== Records to process ==

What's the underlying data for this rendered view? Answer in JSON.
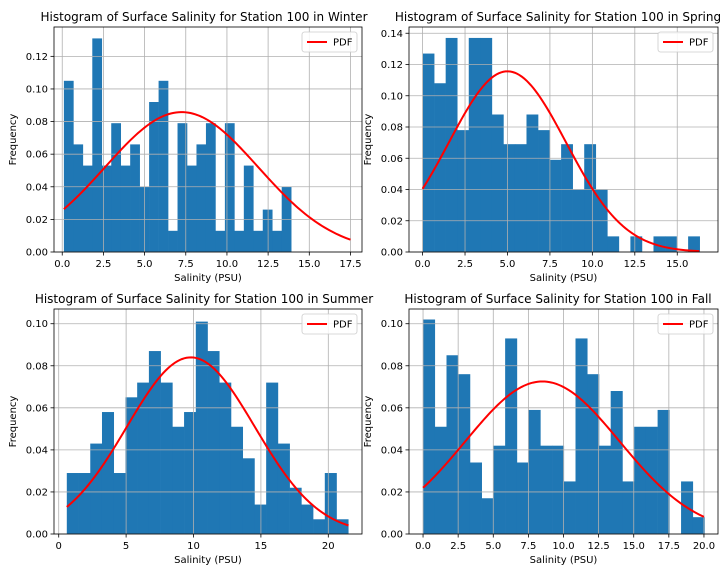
{
  "colors": {
    "bar": "#1f77b4",
    "pdf": "#ff0000",
    "grid": "#b0b0b0",
    "axis": "#000000"
  },
  "legend_label": "PDF",
  "chart_data": [
    {
      "type": "bar",
      "title": "Histogram of Surface Salinity for Station 100 in Winter",
      "xlabel": "Salinity (PSU)",
      "ylabel": "Frequency",
      "xlim": [
        -0.5,
        18.2
      ],
      "ylim": [
        0,
        0.138
      ],
      "xticks": [
        0.0,
        2.5,
        5.0,
        7.5,
        10.0,
        12.5,
        15.0,
        17.5
      ],
      "xtick_labels": [
        "0.0",
        "2.5",
        "5.0",
        "7.5",
        "10.0",
        "12.5",
        "15.0",
        "17.5"
      ],
      "yticks": [
        0,
        0.02,
        0.04,
        0.06,
        0.08,
        0.1,
        0.12
      ],
      "ytick_labels": [
        "0.00",
        "0.02",
        "0.04",
        "0.06",
        "0.08",
        "0.10",
        "0.12"
      ],
      "bin_start": 0.1,
      "bin_width": 0.575,
      "values": [
        0.105,
        0.066,
        0.053,
        0.131,
        0.053,
        0.079,
        0.053,
        0.066,
        0.04,
        0.092,
        0.105,
        0.013,
        0.079,
        0.053,
        0.066,
        0.079,
        0.013,
        0.079,
        0.013,
        0.053,
        0.013,
        0.026,
        0.013,
        0.04
      ],
      "pdf": {
        "x": [
          0.1,
          17.5
        ],
        "mean": 7.25,
        "std": 4.65
      },
      "grid": true,
      "legend": "top-right"
    },
    {
      "type": "bar",
      "title": "Histogram of Surface Salinity for Station 100 in Spring",
      "xlabel": "Salinity (PSU)",
      "ylabel": "Frequency",
      "xlim": [
        -0.8,
        17.4
      ],
      "ylim": [
        0,
        0.144
      ],
      "xticks": [
        0.0,
        2.5,
        5.0,
        7.5,
        10.0,
        12.5,
        15.0
      ],
      "xtick_labels": [
        "0.0",
        "2.5",
        "5.0",
        "7.5",
        "10.0",
        "12.5",
        "15.0"
      ],
      "yticks": [
        0,
        0.02,
        0.04,
        0.06,
        0.08,
        0.1,
        0.12,
        0.14
      ],
      "ytick_labels": [
        "0.00",
        "0.02",
        "0.04",
        "0.06",
        "0.08",
        "0.10",
        "0.12",
        "0.14"
      ],
      "bin_start": 0.0,
      "bin_width": 0.68,
      "values": [
        0.127,
        0.108,
        0.137,
        0.078,
        0.137,
        0.137,
        0.088,
        0.069,
        0.069,
        0.088,
        0.078,
        0.059,
        0.069,
        0.04,
        0.069,
        0.04,
        0.01,
        0.0,
        0.01,
        0.0,
        0.01,
        0.01,
        0.0,
        0.01
      ],
      "pdf": {
        "x": [
          0.0,
          16.3
        ],
        "mean": 5.0,
        "std": 3.45
      },
      "grid": true,
      "legend": "top-right"
    },
    {
      "type": "bar",
      "title": "Histogram of Surface Salinity for Station 100 in Summer",
      "xlabel": "Salinity (PSU)",
      "ylabel": "Frequency",
      "xlim": [
        -0.35,
        22.5
      ],
      "ylim": [
        0,
        0.107
      ],
      "xticks": [
        0,
        5,
        10,
        15,
        20
      ],
      "xtick_labels": [
        "0",
        "5",
        "10",
        "15",
        "20"
      ],
      "yticks": [
        0,
        0.02,
        0.04,
        0.06,
        0.08,
        0.1
      ],
      "ytick_labels": [
        "0.00",
        "0.02",
        "0.04",
        "0.06",
        "0.08",
        "0.10"
      ],
      "bin_start": 0.6,
      "bin_width": 0.87,
      "values": [
        0.029,
        0.029,
        0.043,
        0.058,
        0.029,
        0.065,
        0.072,
        0.087,
        0.072,
        0.051,
        0.058,
        0.101,
        0.087,
        0.072,
        0.051,
        0.036,
        0.014,
        0.072,
        0.043,
        0.022,
        0.014,
        0.007,
        0.029,
        0.007
      ],
      "pdf": {
        "x": [
          0.6,
          21.5
        ],
        "mean": 9.8,
        "std": 4.75
      },
      "grid": true,
      "legend": "top-right"
    },
    {
      "type": "bar",
      "title": "Histogram of Surface Salinity for Station 100 in Fall",
      "xlabel": "Salinity (PSU)",
      "ylabel": "Frequency",
      "xlim": [
        -1.0,
        21.0
      ],
      "ylim": [
        0,
        0.107
      ],
      "xticks": [
        0.0,
        2.5,
        5.0,
        7.5,
        10.0,
        12.5,
        15.0,
        17.5,
        20.0
      ],
      "xtick_labels": [
        "0.0",
        "2.5",
        "5.0",
        "7.5",
        "10.0",
        "12.5",
        "15.0",
        "17.5",
        "20.0"
      ],
      "yticks": [
        0,
        0.02,
        0.04,
        0.06,
        0.08,
        0.1
      ],
      "ytick_labels": [
        "0.00",
        "0.02",
        "0.04",
        "0.06",
        "0.08",
        "0.10"
      ],
      "bin_start": 0.0,
      "bin_width": 0.835,
      "values": [
        0.102,
        0.051,
        0.085,
        0.076,
        0.034,
        0.017,
        0.042,
        0.093,
        0.034,
        0.059,
        0.042,
        0.042,
        0.025,
        0.093,
        0.076,
        0.042,
        0.068,
        0.025,
        0.051,
        0.051,
        0.059,
        0.0,
        0.025,
        0.008
      ],
      "pdf": {
        "x": [
          0.0,
          20.0
        ],
        "mean": 8.5,
        "std": 5.5
      },
      "grid": true,
      "legend": "top-right"
    }
  ]
}
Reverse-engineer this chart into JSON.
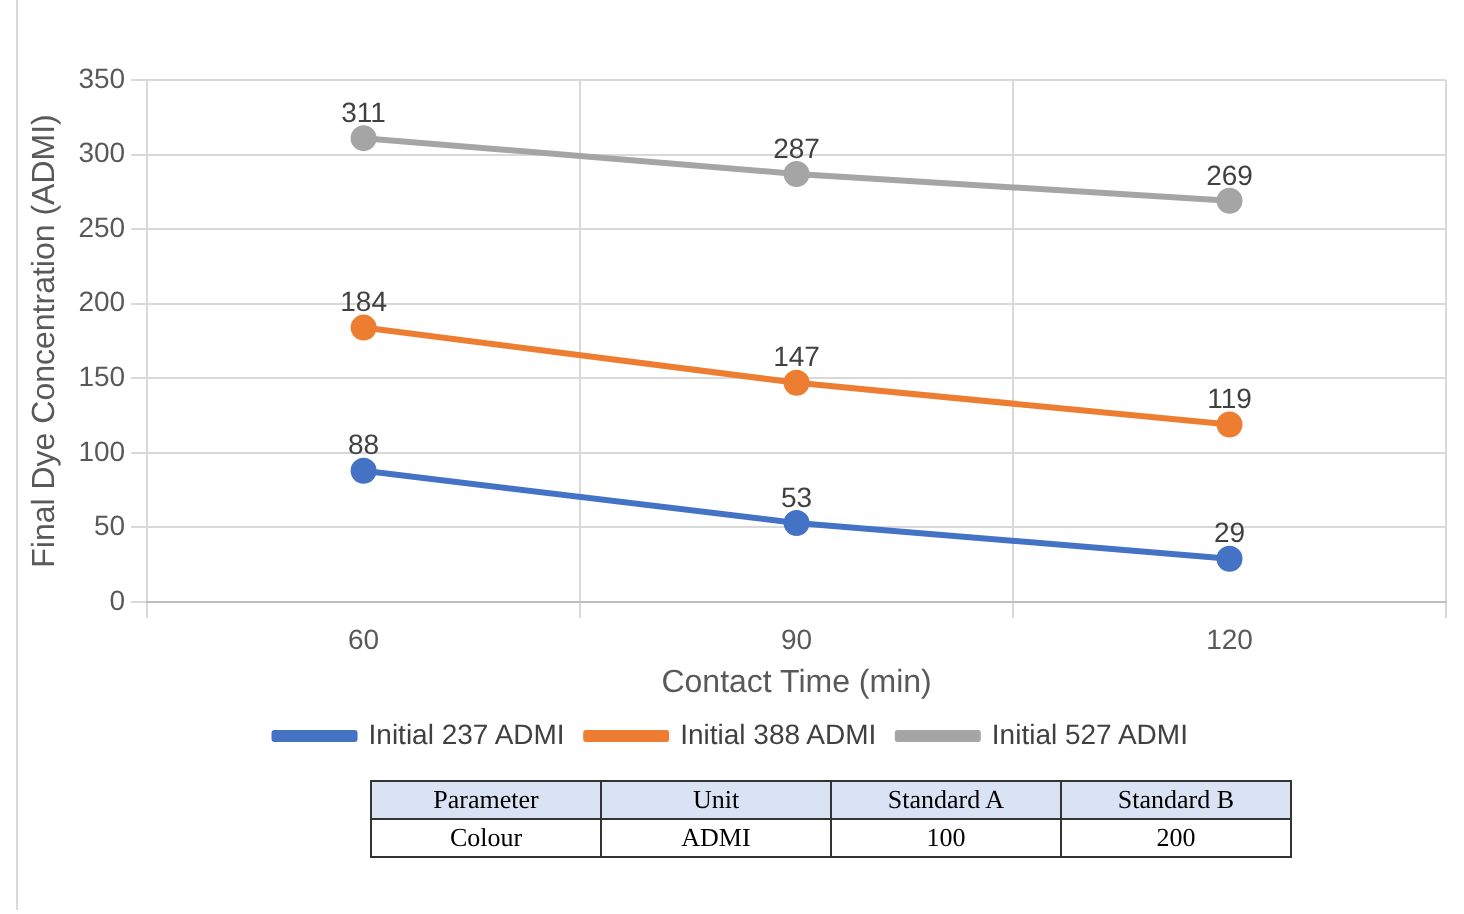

===

Copy every line of the data exactly as written, excluding the pictures.

What's the underlying data for this rendered view? Answer in JSON.
{
  "colors": {
    "bar": "#1f77b4",
    "pdf": "#ff0000",
    "grid": "#b0b0b0",
    "axis": "#000000"
  },
  "legend_label": "PDF",
  "chart_data": [
    {
      "type": "bar",
      "title": "Histogram of Surface Salinity for Station 100 in Winter",
      "xlabel": "Salinity (PSU)",
      "ylabel": "Frequency",
      "xlim": [
        -0.5,
        18.2
      ],
      "ylim": [
        0,
        0.138
      ],
      "xticks": [
        0.0,
        2.5,
        5.0,
        7.5,
        10.0,
        12.5,
        15.0,
        17.5
      ],
      "xtick_labels": [
        "0.0",
        "2.5",
        "5.0",
        "7.5",
        "10.0",
        "12.5",
        "15.0",
        "17.5"
      ],
      "yticks": [
        0,
        0.02,
        0.04,
        0.06,
        0.08,
        0.1,
        0.12
      ],
      "ytick_labels": [
        "0.00",
        "0.02",
        "0.04",
        "0.06",
        "0.08",
        "0.10",
        "0.12"
      ],
      "bin_start": 0.1,
      "bin_width": 0.575,
      "values": [
        0.105,
        0.066,
        0.053,
        0.131,
        0.053,
        0.079,
        0.053,
        0.066,
        0.04,
        0.092,
        0.105,
        0.013,
        0.079,
        0.053,
        0.066,
        0.079,
        0.013,
        0.079,
        0.013,
        0.053,
        0.013,
        0.026,
        0.013,
        0.04
      ],
      "pdf": {
        "x": [
          0.1,
          17.5
        ],
        "mean": 7.25,
        "std": 4.65
      },
      "grid": true,
      "legend": "top-right"
    },
    {
      "type": "bar",
      "title": "Histogram of Surface Salinity for Station 100 in Spring",
      "xlabel": "Salinity (PSU)",
      "ylabel": "Frequency",
      "xlim": [
        -0.8,
        17.4
      ],
      "ylim": [
        0,
        0.144
      ],
      "xticks": [
        0.0,
        2.5,
        5.0,
        7.5,
        10.0,
        12.5,
        15.0
      ],
      "xtick_labels": [
        "0.0",
        "2.5",
        "5.0",
        "7.5",
        "10.0",
        "12.5",
        "15.0"
      ],
      "yticks": [
        0,
        0.02,
        0.04,
        0.06,
        0.08,
        0.1,
        0.12,
        0.14
      ],
      "ytick_labels": [
        "0.00",
        "0.02",
        "0.04",
        "0.06",
        "0.08",
        "0.10",
        "0.12",
        "0.14"
      ],
      "bin_start": 0.0,
      "bin_width": 0.68,
      "values": [
        0.127,
        0.108,
        0.137,
        0.078,
        0.137,
        0.137,
        0.088,
        0.069,
        0.069,
        0.088,
        0.078,
        0.059,
        0.069,
        0.04,
        0.069,
        0.04,
        0.01,
        0.0,
        0.01,
        0.0,
        0.01,
        0.01,
        0.0,
        0.01
      ],
      "pdf": {
        "x": [
          0.0,
          16.3
        ],
        "mean": 5.0,
        "std": 3.45
      },
      "grid": true,
      "legend": "top-right"
    },
    {
      "type": "bar",
      "title": "Histogram of Surface Salinity for Station 100 in Summer",
      "xlabel": "Salinity (PSU)",
      "ylabel": "Frequency",
      "xlim": [
        -0.35,
        22.5
      ],
      "ylim": [
        0,
        0.107
      ],
      "xticks": [
        0,
        5,
        10,
        15,
        20
      ],
      "xtick_labels": [
        "0",
        "5",
        "10",
        "15",
        "20"
      ],
      "yticks": [
        0,
        0.02,
        0.04,
        0.06,
        0.08,
        0.1
      ],
      "ytick_labels": [
        "0.00",
        "0.02",
        "0.04",
        "0.06",
        "0.08",
        "0.10"
      ],
      "bin_start": 0.6,
      "bin_width": 0.87,
      "values": [
        0.029,
        0.029,
        0.043,
        0.058,
        0.029,
        0.065,
        0.072,
        0.087,
        0.072,
        0.051,
        0.058,
        0.101,
        0.087,
        0.072,
        0.051,
        0.036,
        0.014,
        0.072,
        0.043,
        0.022,
        0.014,
        0.007,
        0.029,
        0.007
      ],
      "pdf": {
        "x": [
          0.6,
          21.5
        ],
        "mean": 9.8,
        "std": 4.75
      },
      "grid": true,
      "legend": "top-right"
    },
    {
      "type": "bar",
      "title": "Histogram of Surface Salinity for Station 100 in Fall",
      "xlabel": "Salinity (PSU)",
      "ylabel": "Frequency",
      "xlim": [
        -1.0,
        21.0
      ],
      "ylim": [
        0,
        0.107
      ],
      "xticks": [
        0.0,
        2.5,
        5.0,
        7.5,
        10.0,
        12.5,
        15.0,
        17.5,
        20.0
      ],
      "xtick_labels": [
        "0.0",
        "2.5",
        "5.0",
        "7.5",
        "10.0",
        "12.5",
        "15.0",
        "17.5",
        "20.0"
      ],
      "yticks": [
        0,
        0.02,
        0.04,
        0.06,
        0.08,
        0.1
      ],
      "ytick_labels": [
        "0.00",
        "0.02",
        "0.04",
        "0.06",
        "0.08",
        "0.10"
      ],
      "bin_start": 0.0,
      "bin_width": 0.835,
      "values": [
        0.102,
        0.051,
        0.085,
        0.076,
        0.034,
        0.017,
        0.042,
        0.093,
        0.034,
        0.059,
        0.042,
        0.042,
        0.025,
        0.093,
        0.076,
        0.042,
        0.068,
        0.025,
        0.051,
        0.051,
        0.059,
        0.0,
        0.025,
        0.008
      ],
      "pdf": {
        "x": [
          0.0,
          20.0
        ],
        "mean": 8.5,
        "std": 5.5
      },
      "grid": true,
      "legend": "top-right"
    }
  ]
}
Reverse-engineer this chart into JSON.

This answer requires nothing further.